**Given request**
Below are records; count the lines in them that hold "different" and give only the count.

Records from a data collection

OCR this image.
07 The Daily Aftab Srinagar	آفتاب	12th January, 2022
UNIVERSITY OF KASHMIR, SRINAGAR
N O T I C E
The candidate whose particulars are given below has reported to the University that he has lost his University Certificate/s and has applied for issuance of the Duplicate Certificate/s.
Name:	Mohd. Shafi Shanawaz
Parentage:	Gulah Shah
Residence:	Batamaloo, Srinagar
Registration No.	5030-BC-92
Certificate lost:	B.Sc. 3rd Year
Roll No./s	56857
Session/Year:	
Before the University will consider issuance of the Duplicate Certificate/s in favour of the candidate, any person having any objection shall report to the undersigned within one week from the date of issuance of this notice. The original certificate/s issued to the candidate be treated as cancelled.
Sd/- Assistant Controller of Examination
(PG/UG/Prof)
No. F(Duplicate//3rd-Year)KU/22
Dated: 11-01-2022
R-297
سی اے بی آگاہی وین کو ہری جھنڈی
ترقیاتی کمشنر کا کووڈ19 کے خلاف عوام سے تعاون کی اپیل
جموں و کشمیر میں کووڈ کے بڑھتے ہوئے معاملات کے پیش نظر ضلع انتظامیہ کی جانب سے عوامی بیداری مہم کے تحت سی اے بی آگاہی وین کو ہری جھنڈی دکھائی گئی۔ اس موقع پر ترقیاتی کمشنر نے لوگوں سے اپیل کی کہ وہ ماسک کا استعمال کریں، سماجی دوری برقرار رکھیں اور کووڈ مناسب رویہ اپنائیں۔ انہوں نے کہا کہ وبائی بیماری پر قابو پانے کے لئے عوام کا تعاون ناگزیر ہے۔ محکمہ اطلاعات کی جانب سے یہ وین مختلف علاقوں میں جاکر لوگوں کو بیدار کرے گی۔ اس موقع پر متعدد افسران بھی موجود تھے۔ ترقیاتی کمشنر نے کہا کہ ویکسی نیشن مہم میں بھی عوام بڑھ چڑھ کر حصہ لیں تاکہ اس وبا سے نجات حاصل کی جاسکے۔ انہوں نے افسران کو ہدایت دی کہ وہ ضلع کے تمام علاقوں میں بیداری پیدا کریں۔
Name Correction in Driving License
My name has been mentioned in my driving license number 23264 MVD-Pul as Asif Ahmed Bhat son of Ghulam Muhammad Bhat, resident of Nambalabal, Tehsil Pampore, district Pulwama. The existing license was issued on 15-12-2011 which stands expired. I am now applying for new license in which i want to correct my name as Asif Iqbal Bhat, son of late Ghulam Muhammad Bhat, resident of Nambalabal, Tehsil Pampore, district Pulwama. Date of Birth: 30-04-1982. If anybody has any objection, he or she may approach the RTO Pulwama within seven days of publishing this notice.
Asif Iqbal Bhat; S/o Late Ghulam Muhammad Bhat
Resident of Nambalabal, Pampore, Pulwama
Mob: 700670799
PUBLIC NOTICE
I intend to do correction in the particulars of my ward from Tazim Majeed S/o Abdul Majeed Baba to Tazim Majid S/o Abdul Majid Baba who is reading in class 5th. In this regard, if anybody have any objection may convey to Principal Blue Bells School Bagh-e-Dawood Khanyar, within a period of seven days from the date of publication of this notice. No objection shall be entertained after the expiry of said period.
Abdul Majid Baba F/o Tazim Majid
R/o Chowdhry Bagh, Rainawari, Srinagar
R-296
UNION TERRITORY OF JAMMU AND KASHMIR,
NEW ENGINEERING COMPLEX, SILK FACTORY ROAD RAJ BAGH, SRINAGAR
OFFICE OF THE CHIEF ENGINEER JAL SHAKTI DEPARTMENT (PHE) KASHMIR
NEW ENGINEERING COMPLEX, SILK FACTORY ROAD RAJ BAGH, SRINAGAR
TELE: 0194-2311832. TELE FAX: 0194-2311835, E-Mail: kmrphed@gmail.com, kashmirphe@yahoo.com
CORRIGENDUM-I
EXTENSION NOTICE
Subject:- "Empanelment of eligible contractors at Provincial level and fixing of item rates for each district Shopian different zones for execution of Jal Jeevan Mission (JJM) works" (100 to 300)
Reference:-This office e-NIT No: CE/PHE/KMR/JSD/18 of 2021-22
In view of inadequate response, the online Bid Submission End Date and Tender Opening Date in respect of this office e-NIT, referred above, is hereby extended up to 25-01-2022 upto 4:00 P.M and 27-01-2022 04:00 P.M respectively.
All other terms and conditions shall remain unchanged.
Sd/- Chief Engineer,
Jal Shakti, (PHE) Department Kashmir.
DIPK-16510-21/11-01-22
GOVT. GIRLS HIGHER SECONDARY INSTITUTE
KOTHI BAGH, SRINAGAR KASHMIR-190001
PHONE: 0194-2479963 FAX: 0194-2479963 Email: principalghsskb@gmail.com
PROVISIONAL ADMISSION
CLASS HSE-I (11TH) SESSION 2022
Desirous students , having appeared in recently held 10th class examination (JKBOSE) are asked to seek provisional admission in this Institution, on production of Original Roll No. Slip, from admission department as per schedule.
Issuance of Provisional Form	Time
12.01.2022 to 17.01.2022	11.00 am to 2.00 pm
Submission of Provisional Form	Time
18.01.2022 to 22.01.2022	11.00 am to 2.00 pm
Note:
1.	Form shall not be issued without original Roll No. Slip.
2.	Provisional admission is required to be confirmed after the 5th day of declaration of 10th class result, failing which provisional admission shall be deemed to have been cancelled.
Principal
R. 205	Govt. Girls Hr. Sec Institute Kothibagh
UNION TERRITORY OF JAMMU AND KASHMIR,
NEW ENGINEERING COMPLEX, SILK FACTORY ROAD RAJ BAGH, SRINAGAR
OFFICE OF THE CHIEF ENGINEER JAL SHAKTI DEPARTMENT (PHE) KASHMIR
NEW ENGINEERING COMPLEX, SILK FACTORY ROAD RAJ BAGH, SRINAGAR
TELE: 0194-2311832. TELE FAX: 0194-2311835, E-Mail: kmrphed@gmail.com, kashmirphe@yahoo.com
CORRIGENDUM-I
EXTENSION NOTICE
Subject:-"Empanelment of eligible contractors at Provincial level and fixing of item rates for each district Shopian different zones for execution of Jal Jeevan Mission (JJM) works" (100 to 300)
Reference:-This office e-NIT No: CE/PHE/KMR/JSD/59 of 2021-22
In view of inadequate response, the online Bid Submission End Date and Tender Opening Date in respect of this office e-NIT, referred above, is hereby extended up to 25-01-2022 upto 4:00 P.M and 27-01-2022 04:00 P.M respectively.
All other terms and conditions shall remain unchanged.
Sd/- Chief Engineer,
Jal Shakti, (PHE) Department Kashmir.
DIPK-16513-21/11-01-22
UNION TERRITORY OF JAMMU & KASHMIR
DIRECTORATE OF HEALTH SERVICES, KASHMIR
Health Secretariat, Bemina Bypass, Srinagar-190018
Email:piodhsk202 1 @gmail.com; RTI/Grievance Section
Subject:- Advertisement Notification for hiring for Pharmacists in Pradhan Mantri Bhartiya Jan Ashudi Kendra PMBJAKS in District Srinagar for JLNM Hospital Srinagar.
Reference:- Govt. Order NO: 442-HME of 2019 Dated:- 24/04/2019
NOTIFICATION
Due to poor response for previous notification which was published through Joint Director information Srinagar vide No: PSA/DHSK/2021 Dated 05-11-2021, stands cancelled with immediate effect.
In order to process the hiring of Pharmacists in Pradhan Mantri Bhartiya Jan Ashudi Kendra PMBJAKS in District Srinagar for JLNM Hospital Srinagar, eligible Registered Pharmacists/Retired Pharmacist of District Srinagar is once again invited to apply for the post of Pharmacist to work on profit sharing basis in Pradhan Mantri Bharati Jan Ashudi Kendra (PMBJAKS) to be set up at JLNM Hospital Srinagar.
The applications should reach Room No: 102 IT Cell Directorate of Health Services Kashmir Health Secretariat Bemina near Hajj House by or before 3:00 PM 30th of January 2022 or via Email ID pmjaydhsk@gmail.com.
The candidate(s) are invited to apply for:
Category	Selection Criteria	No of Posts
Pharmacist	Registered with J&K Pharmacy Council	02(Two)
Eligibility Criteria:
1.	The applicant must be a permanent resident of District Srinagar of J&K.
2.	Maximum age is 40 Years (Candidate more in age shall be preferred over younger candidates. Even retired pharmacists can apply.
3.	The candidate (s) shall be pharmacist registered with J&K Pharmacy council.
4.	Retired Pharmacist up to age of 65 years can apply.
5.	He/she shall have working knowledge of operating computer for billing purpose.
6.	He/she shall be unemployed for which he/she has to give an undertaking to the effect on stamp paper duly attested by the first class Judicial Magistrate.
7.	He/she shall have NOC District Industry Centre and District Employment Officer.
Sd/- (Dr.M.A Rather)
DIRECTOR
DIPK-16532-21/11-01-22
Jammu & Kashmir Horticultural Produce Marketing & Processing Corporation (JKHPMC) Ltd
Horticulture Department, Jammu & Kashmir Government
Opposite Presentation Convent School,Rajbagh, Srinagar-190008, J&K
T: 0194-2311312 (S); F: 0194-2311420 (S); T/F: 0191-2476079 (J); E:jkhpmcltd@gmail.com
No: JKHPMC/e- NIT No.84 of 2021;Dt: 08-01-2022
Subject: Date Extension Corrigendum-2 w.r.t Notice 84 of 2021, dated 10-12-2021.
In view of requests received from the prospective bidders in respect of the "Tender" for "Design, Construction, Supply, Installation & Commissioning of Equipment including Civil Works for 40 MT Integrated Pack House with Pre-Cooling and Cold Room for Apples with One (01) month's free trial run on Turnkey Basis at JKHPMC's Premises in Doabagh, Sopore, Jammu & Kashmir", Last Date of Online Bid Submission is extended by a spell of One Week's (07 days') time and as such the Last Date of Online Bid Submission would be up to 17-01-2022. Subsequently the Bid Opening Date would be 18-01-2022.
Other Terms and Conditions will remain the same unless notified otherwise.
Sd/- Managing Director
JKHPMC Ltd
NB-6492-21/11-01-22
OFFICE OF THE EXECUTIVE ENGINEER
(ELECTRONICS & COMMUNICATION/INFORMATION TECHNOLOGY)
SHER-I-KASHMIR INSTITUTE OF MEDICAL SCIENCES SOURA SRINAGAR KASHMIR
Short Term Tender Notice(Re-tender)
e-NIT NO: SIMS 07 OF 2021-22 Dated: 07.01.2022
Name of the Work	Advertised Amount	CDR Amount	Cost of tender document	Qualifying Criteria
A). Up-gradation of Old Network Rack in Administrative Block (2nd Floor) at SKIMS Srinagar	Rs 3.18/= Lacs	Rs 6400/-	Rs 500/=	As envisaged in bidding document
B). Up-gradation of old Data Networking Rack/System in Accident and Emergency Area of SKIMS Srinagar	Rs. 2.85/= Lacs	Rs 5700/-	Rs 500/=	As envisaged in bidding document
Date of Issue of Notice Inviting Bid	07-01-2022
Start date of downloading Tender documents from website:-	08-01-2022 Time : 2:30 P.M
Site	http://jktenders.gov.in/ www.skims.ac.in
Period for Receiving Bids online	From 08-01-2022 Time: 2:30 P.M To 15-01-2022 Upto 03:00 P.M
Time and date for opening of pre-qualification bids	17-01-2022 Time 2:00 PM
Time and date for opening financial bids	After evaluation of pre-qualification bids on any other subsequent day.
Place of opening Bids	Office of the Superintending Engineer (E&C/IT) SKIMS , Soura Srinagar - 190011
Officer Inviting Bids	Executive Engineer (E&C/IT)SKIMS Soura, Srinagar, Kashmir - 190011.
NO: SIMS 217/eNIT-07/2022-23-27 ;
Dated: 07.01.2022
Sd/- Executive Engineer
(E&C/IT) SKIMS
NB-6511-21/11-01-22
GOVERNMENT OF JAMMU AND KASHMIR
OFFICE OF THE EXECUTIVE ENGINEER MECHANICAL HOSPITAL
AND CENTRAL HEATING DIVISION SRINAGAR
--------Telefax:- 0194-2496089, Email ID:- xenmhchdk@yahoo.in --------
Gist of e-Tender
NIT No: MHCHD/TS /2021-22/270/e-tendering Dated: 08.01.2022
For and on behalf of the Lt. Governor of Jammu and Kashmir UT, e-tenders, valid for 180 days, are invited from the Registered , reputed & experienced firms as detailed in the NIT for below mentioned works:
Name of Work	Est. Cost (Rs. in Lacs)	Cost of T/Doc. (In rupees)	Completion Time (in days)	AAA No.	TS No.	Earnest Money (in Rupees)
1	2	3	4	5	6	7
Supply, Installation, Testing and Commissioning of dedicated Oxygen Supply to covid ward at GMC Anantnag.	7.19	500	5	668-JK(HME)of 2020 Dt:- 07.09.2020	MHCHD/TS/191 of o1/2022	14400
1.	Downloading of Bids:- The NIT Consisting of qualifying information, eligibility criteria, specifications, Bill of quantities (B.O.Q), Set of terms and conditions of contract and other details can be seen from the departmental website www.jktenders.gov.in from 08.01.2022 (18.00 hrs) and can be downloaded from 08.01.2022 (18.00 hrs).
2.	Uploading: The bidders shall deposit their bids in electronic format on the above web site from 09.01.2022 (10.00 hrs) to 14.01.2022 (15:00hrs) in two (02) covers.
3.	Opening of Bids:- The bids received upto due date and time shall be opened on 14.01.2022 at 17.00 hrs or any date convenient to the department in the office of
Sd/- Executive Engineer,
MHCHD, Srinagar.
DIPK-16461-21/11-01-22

**Task output**
2